> Material for this task:
>>>

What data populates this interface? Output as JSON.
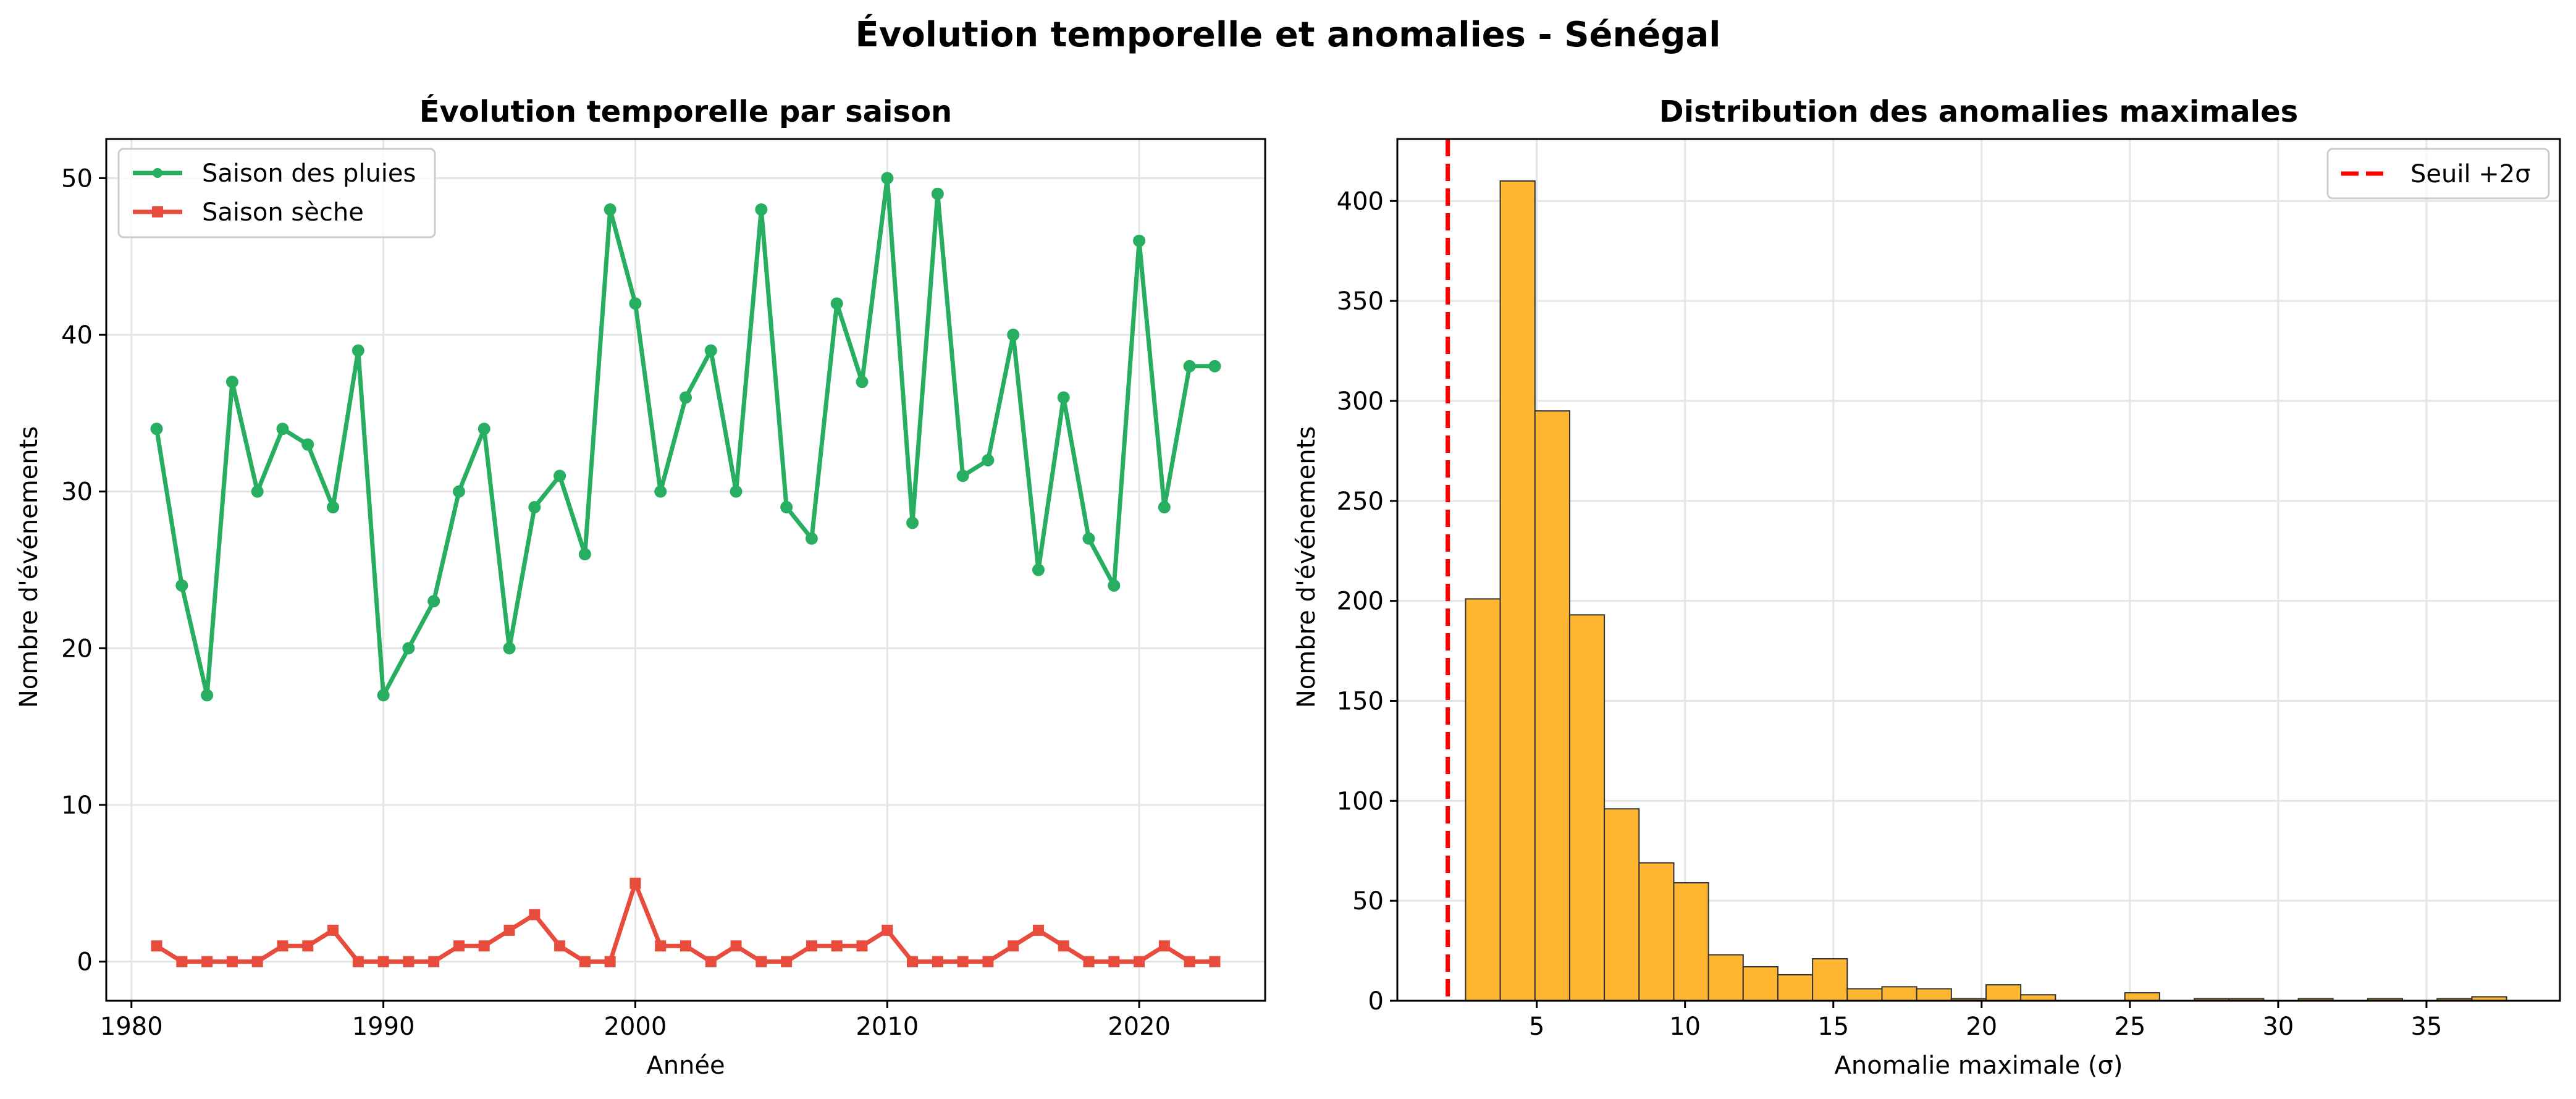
{
  "figure": {
    "title": "Évolution temporelle et anomalies - Sénégal"
  },
  "colors": {
    "rain": "#27ae60",
    "dry": "#e74c3c",
    "hist_fill": "#ffb732",
    "hist_edge": "#333333",
    "threshold": "#ff0000",
    "grid": "#e5e5e5"
  },
  "chart_data": [
    {
      "type": "line",
      "title": "Évolution temporelle par saison",
      "xlabel": "Année",
      "ylabel": "Nombre d'événements",
      "xlim": [
        1979,
        2025
      ],
      "ylim": [
        -2.5,
        52.5
      ],
      "xticks": [
        1980,
        1990,
        2000,
        2010,
        2020
      ],
      "yticks": [
        0,
        10,
        20,
        30,
        40,
        50
      ],
      "grid": true,
      "legend_position": "upper left",
      "x": [
        1981,
        1982,
        1983,
        1984,
        1985,
        1986,
        1987,
        1988,
        1989,
        1990,
        1991,
        1992,
        1993,
        1994,
        1995,
        1996,
        1997,
        1998,
        1999,
        2000,
        2001,
        2002,
        2003,
        2004,
        2005,
        2006,
        2007,
        2008,
        2009,
        2010,
        2011,
        2012,
        2013,
        2014,
        2015,
        2016,
        2017,
        2018,
        2019,
        2020,
        2021,
        2022,
        2023
      ],
      "series": [
        {
          "name": "Saison des pluies",
          "marker": "circle",
          "color": "#27ae60",
          "values": [
            34,
            24,
            17,
            37,
            30,
            34,
            33,
            29,
            39,
            17,
            20,
            23,
            30,
            34,
            20,
            29,
            31,
            26,
            48,
            42,
            30,
            36,
            39,
            30,
            48,
            29,
            27,
            42,
            37,
            50,
            28,
            49,
            31,
            32,
            40,
            25,
            36,
            27,
            24,
            46,
            29,
            38,
            38
          ]
        },
        {
          "name": "Saison sèche",
          "marker": "square",
          "color": "#e74c3c",
          "values": [
            1,
            0,
            0,
            0,
            0,
            1,
            1,
            2,
            0,
            0,
            0,
            0,
            1,
            1,
            2,
            3,
            1,
            0,
            0,
            5,
            1,
            1,
            0,
            1,
            0,
            0,
            1,
            1,
            1,
            2,
            0,
            0,
            0,
            0,
            1,
            2,
            1,
            0,
            0,
            0,
            1,
            0,
            0
          ]
        }
      ]
    },
    {
      "type": "histogram",
      "title": "Distribution des anomalies maximales",
      "xlabel": "Anomalie maximale (σ)",
      "ylabel": "Nombre d'événements",
      "xlim": [
        0.3,
        39.5
      ],
      "ylim": [
        0,
        431
      ],
      "xticks": [
        5,
        10,
        15,
        20,
        25,
        30,
        35
      ],
      "yticks": [
        0,
        50,
        100,
        150,
        200,
        250,
        300,
        350,
        400
      ],
      "grid": true,
      "legend_position": "upper right",
      "bin_start": 2.6,
      "bin_width": 1.17,
      "counts": [
        201,
        410,
        295,
        193,
        96,
        69,
        59,
        23,
        17,
        13,
        21,
        6,
        7,
        6,
        1,
        8,
        3,
        0,
        0,
        4,
        0,
        1,
        1,
        0,
        1,
        0,
        1,
        0,
        1,
        2
      ],
      "threshold": {
        "label": "Seuil +2σ",
        "x": 2.0
      }
    }
  ]
}
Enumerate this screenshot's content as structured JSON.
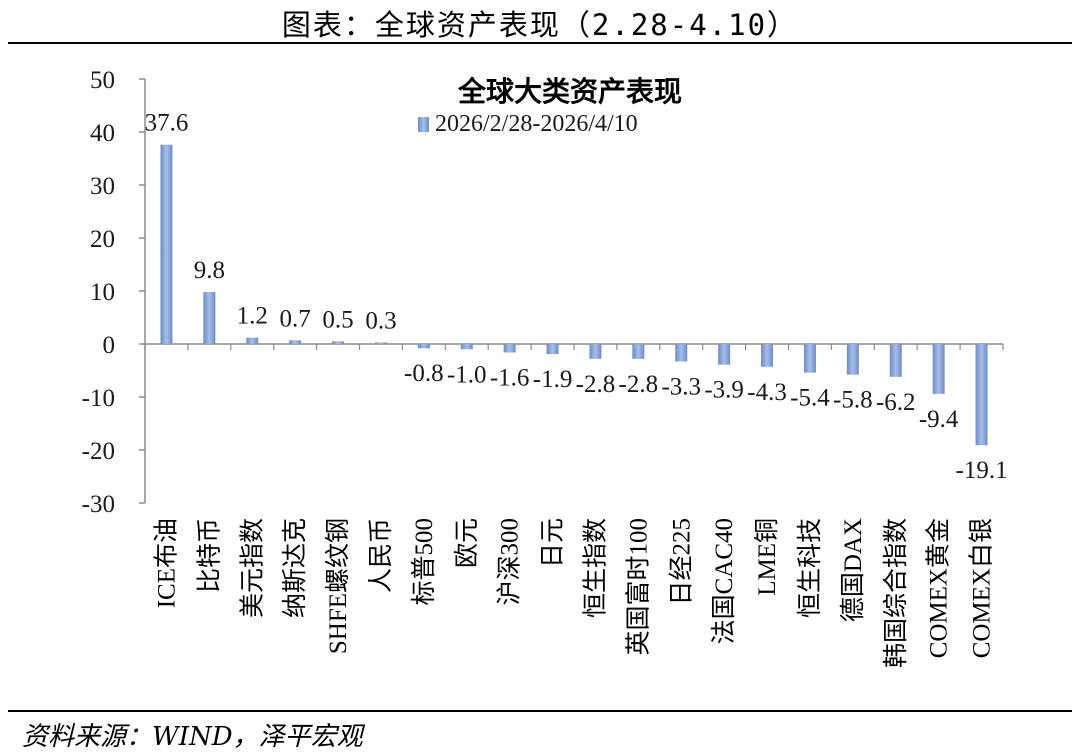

<<<

> Given problem:
Using the material above, set down every line exactly, but skip the pictures.

> Solution:
What data populates this interface? Output as JSON.
{
  "figure": {
    "title": "Évolution temporelle et anomalies - Sénégal"
  },
  "colors": {
    "rain": "#27ae60",
    "dry": "#e74c3c",
    "hist_fill": "#ffb732",
    "hist_edge": "#333333",
    "threshold": "#ff0000",
    "grid": "#e5e5e5"
  },
  "chart_data": [
    {
      "type": "line",
      "title": "Évolution temporelle par saison",
      "xlabel": "Année",
      "ylabel": "Nombre d'événements",
      "xlim": [
        1979,
        2025
      ],
      "ylim": [
        -2.5,
        52.5
      ],
      "xticks": [
        1980,
        1990,
        2000,
        2010,
        2020
      ],
      "yticks": [
        0,
        10,
        20,
        30,
        40,
        50
      ],
      "grid": true,
      "legend_position": "upper left",
      "x": [
        1981,
        1982,
        1983,
        1984,
        1985,
        1986,
        1987,
        1988,
        1989,
        1990,
        1991,
        1992,
        1993,
        1994,
        1995,
        1996,
        1997,
        1998,
        1999,
        2000,
        2001,
        2002,
        2003,
        2004,
        2005,
        2006,
        2007,
        2008,
        2009,
        2010,
        2011,
        2012,
        2013,
        2014,
        2015,
        2016,
        2017,
        2018,
        2019,
        2020,
        2021,
        2022,
        2023
      ],
      "series": [
        {
          "name": "Saison des pluies",
          "marker": "circle",
          "color": "#27ae60",
          "values": [
            34,
            24,
            17,
            37,
            30,
            34,
            33,
            29,
            39,
            17,
            20,
            23,
            30,
            34,
            20,
            29,
            31,
            26,
            48,
            42,
            30,
            36,
            39,
            30,
            48,
            29,
            27,
            42,
            37,
            50,
            28,
            49,
            31,
            32,
            40,
            25,
            36,
            27,
            24,
            46,
            29,
            38,
            38
          ]
        },
        {
          "name": "Saison sèche",
          "marker": "square",
          "color": "#e74c3c",
          "values": [
            1,
            0,
            0,
            0,
            0,
            1,
            1,
            2,
            0,
            0,
            0,
            0,
            1,
            1,
            2,
            3,
            1,
            0,
            0,
            5,
            1,
            1,
            0,
            1,
            0,
            0,
            1,
            1,
            1,
            2,
            0,
            0,
            0,
            0,
            1,
            2,
            1,
            0,
            0,
            0,
            1,
            0,
            0
          ]
        }
      ]
    },
    {
      "type": "histogram",
      "title": "Distribution des anomalies maximales",
      "xlabel": "Anomalie maximale (σ)",
      "ylabel": "Nombre d'événements",
      "xlim": [
        0.3,
        39.5
      ],
      "ylim": [
        0,
        431
      ],
      "xticks": [
        5,
        10,
        15,
        20,
        25,
        30,
        35
      ],
      "yticks": [
        0,
        50,
        100,
        150,
        200,
        250,
        300,
        350,
        400
      ],
      "grid": true,
      "legend_position": "upper right",
      "bin_start": 2.6,
      "bin_width": 1.17,
      "counts": [
        201,
        410,
        295,
        193,
        96,
        69,
        59,
        23,
        17,
        13,
        21,
        6,
        7,
        6,
        1,
        8,
        3,
        0,
        0,
        4,
        0,
        1,
        1,
        0,
        1,
        0,
        1,
        0,
        1,
        2
      ],
      "threshold": {
        "label": "Seuil +2σ",
        "x": 2.0
      }
    }
  ]
}
Enumerate this screenshot's content as structured JSON.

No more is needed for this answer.